Saved entries
#####
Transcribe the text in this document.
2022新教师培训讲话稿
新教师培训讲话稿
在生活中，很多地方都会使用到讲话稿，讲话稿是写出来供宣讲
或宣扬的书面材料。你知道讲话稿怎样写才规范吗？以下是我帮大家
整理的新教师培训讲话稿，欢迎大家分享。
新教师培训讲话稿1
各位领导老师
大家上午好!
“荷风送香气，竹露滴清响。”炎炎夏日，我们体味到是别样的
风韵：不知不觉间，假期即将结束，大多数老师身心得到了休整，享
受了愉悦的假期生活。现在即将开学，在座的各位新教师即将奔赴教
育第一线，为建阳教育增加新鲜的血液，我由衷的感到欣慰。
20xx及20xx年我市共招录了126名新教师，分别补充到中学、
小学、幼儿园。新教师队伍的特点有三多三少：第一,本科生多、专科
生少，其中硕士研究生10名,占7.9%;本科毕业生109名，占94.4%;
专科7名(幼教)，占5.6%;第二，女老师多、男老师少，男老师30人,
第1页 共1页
#####
Exercise objective:
Copy all the records above exactly, missing none.

Result of the exercise:
Transcribe the text in this document.
2022新教师培训讲话稿
新教师培训讲话稿
在生活中，很多地方都会使用到讲话稿，讲话稿是写出来供宣讲
或宣扬的书面材料。你知道讲话稿怎样写才规范吗？以下是我帮大家
整理的新教师培训讲话稿，欢迎大家分享。
新教师培训讲话稿1
各位领导老师
大家上午好!
“荷风送香气，竹露滴清响。”炎炎夏日，我们体味到是别样的
风韵：不知不觉间，假期即将结束，大多数老师身心得到了休整，享
受了愉悦的假期生活。现在即将开学，在座的各位新教师即将奔赴教
育第一线，为建阳教育增加新鲜的血液，我由衷的感到欣慰。
20xx及20xx年我市共招录了126名新教师，分别补充到中学、
小学、幼儿园。新教师队伍的特点有三多三少：第一,本科生多、专科
生少，其中硕士研究生10名,占7.9%;本科毕业生109名，占94.4%;
专科7名(幼教)，占5.6%;第二，女老师多、男老师少，男老师30人,
第1页 共1页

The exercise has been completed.